What you will do: All of the data below must be repeated exactly.

[Figure dataset records]
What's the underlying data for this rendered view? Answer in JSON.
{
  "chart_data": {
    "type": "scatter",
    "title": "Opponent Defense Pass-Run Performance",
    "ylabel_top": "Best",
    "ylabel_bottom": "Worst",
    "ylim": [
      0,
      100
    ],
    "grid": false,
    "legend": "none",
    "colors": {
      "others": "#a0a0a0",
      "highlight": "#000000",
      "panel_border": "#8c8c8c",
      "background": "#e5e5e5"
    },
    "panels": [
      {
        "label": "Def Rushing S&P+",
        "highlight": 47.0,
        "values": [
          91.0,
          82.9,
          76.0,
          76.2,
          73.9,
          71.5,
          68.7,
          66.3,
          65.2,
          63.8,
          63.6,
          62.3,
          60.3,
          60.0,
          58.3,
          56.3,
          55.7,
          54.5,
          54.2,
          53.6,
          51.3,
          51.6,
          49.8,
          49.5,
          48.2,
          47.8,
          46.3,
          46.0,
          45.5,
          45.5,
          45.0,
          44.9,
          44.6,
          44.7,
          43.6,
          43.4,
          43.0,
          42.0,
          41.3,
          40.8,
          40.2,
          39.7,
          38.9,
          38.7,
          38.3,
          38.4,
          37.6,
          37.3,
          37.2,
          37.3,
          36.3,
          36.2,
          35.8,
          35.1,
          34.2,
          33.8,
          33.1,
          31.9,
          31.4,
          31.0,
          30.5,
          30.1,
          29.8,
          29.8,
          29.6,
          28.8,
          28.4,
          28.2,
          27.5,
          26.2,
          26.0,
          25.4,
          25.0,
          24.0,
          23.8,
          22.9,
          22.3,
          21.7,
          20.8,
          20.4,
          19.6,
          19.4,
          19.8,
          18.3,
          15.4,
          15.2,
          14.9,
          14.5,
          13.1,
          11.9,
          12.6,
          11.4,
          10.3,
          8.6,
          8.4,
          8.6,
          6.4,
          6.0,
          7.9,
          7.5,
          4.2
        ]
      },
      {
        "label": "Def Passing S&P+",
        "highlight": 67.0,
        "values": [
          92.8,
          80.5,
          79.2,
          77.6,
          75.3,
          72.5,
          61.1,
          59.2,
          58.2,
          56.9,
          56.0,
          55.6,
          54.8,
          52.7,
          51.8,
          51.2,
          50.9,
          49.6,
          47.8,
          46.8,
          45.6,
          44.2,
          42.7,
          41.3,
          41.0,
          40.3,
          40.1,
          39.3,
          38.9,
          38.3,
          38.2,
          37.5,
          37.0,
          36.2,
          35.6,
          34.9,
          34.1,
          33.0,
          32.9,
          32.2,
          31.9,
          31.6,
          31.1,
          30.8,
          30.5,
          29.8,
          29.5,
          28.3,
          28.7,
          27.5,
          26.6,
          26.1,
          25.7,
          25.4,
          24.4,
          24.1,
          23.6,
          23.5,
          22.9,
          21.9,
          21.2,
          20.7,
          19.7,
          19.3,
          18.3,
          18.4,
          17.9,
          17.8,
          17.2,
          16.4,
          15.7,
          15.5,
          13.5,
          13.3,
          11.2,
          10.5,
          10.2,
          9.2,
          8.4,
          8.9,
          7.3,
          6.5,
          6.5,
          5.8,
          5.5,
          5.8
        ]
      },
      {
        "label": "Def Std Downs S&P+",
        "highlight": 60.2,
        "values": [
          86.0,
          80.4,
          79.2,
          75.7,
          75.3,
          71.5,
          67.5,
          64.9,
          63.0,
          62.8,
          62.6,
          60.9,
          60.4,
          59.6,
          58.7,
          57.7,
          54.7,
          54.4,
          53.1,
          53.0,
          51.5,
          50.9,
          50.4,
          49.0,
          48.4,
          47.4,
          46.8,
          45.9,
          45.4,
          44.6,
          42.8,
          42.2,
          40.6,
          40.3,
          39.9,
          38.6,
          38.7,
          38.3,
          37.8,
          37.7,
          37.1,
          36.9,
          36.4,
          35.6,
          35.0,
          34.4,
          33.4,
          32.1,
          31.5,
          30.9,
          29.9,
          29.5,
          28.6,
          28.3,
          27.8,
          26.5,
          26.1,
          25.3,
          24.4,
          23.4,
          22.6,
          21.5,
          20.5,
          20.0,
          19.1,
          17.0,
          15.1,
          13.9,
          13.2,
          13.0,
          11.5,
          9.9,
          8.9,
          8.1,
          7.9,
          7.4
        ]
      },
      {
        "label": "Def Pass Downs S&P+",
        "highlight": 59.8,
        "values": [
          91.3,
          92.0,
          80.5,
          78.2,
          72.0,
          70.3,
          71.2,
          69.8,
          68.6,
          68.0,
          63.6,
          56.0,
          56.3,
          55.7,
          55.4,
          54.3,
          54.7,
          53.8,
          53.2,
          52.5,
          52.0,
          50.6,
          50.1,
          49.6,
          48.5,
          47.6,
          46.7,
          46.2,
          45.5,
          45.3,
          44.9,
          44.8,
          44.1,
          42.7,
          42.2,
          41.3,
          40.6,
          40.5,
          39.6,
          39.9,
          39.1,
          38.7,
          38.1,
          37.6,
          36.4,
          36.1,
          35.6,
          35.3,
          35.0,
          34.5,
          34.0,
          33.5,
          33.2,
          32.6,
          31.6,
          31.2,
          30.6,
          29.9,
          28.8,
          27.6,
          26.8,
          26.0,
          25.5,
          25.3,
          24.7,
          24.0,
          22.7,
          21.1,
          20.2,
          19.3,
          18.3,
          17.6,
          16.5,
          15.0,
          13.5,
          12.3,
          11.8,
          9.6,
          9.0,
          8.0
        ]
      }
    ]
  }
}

Written reply:
What's the underlying data for this rendered view? Answer in JSON.
{
  "chart_data": {
    "type": "scatter",
    "title": "Opponent Defense Pass-Run Performance",
    "ylabel_top": "Best",
    "ylabel_bottom": "Worst",
    "ylim": [
      0,
      100
    ],
    "grid": false,
    "legend": "none",
    "colors": {
      "others": "#a0a0a0",
      "highlight": "#000000",
      "panel_border": "#8c8c8c",
      "background": "#e5e5e5"
    },
    "panels": [
      {
        "label": "Def Rushing S&P+",
        "highlight": 47.0,
        "values": [
          91.0,
          82.9,
          76.0,
          76.2,
          73.9,
          71.5,
          68.7,
          66.3,
          65.2,
          63.8,
          63.6,
          62.3,
          60.3,
          60.0,
          58.3,
          56.3,
          55.7,
          54.5,
          54.2,
          53.6,
          51.3,
          51.6,
          49.8,
          49.5,
          48.2,
          47.8,
          46.3,
          46.0,
          45.5,
          45.5,
          45.0,
          44.9,
          44.6,
          44.7,
          43.6,
          43.4,
          43.0,
          42.0,
          41.3,
          40.8,
          40.2,
          39.7,
          38.9,
          38.7,
          38.3,
          38.4,
          37.6,
          37.3,
          37.2,
          37.3,
          36.3,
          36.2,
          35.8,
          35.1,
          34.2,
          33.8,
          33.1,
          31.9,
          31.4,
          31.0,
          30.5,
          30.1,
          29.8,
          29.8,
          29.6,
          28.8,
          28.4,
          28.2,
          27.5,
          26.2,
          26.0,
          25.4,
          25.0,
          24.0,
          23.8,
          22.9,
          22.3,
          21.7,
          20.8,
          20.4,
          19.6,
          19.4,
          19.8,
          18.3,
          15.4,
          15.2,
          14.9,
          14.5,
          13.1,
          11.9,
          12.6,
          11.4,
          10.3,
          8.6,
          8.4,
          8.6,
          6.4,
          6.0,
          7.9,
          7.5,
          4.2
        ]
      },
      {
        "label": "Def Passing S&P+",
        "highlight": 67.0,
        "values": [
          92.8,
          80.5,
          79.2,
          77.6,
          75.3,
          72.5,
          61.1,
          59.2,
          58.2,
          56.9,
          56.0,
          55.6,
          54.8,
          52.7,
          51.8,
          51.2,
          50.9,
          49.6,
          47.8,
          46.8,
          45.6,
          44.2,
          42.7,
          41.3,
          41.0,
          40.3,
          40.1,
          39.3,
          38.9,
          38.3,
          38.2,
          37.5,
          37.0,
          36.2,
          35.6,
          34.9,
          34.1,
          33.0,
          32.9,
          32.2,
          31.9,
          31.6,
          31.1,
          30.8,
          30.5,
          29.8,
          29.5,
          28.3,
          28.7,
          27.5,
          26.6,
          26.1,
          25.7,
          25.4,
          24.4,
          24.1,
          23.6,
          23.5,
          22.9,
          21.9,
          21.2,
          20.7,
          19.7,
          19.3,
          18.3,
          18.4,
          17.9,
          17.8,
          17.2,
          16.4,
          15.7,
          15.5,
          13.5,
          13.3,
          11.2,
          10.5,
          10.2,
          9.2,
          8.4,
          8.9,
          7.3,
          6.5,
          6.5,
          5.8,
          5.5,
          5.8
        ]
      },
      {
        "label": "Def Std Downs S&P+",
        "highlight": 60.2,
        "values": [
          86.0,
          80.4,
          79.2,
          75.7,
          75.3,
          71.5,
          67.5,
          64.9,
          63.0,
          62.8,
          62.6,
          60.9,
          60.4,
          59.6,
          58.7,
          57.7,
          54.7,
          54.4,
          53.1,
          53.0,
          51.5,
          50.9,
          50.4,
          49.0,
          48.4,
          47.4,
          46.8,
          45.9,
          45.4,
          44.6,
          42.8,
          42.2,
          40.6,
          40.3,
          39.9,
          38.6,
          38.7,
          38.3,
          37.8,
          37.7,
          37.1,
          36.9,
          36.4,
          35.6,
          35.0,
          34.4,
          33.4,
          32.1,
          31.5,
          30.9,
          29.9,
          29.5,
          28.6,
          28.3,
          27.8,
          26.5,
          26.1,
          25.3,
          24.4,
          23.4,
          22.6,
          21.5,
          20.5,
          20.0,
          19.1,
          17.0,
          15.1,
          13.9,
          13.2,
          13.0,
          11.5,
          9.9,
          8.9,
          8.1,
          7.9,
          7.4
        ]
      },
      {
        "label": "Def Pass Downs S&P+",
        "highlight": 59.8,
        "values": [
          91.3,
          92.0,
          80.5,
          78.2,
          72.0,
          70.3,
          71.2,
          69.8,
          68.6,
          68.0,
          63.6,
          56.0,
          56.3,
          55.7,
          55.4,
          54.3,
          54.7,
          53.8,
          53.2,
          52.5,
          52.0,
          50.6,
          50.1,
          49.6,
          48.5,
          47.6,
          46.7,
          46.2,
          45.5,
          45.3,
          44.9,
          44.8,
          44.1,
          42.7,
          42.2,
          41.3,
          40.6,
          40.5,
          39.6,
          39.9,
          39.1,
          38.7,
          38.1,
          37.6,
          36.4,
          36.1,
          35.6,
          35.3,
          35.0,
          34.5,
          34.0,
          33.5,
          33.2,
          32.6,
          31.6,
          31.2,
          30.6,
          29.9,
          28.8,
          27.6,
          26.8,
          26.0,
          25.5,
          25.3,
          24.7,
          24.0,
          22.7,
          21.1,
          20.2,
          19.3,
          18.3,
          17.6,
          16.5,
          15.0,
          13.5,
          12.3,
          11.8,
          9.6,
          9.0,
          8.0
        ]
      }
    ]
  }
}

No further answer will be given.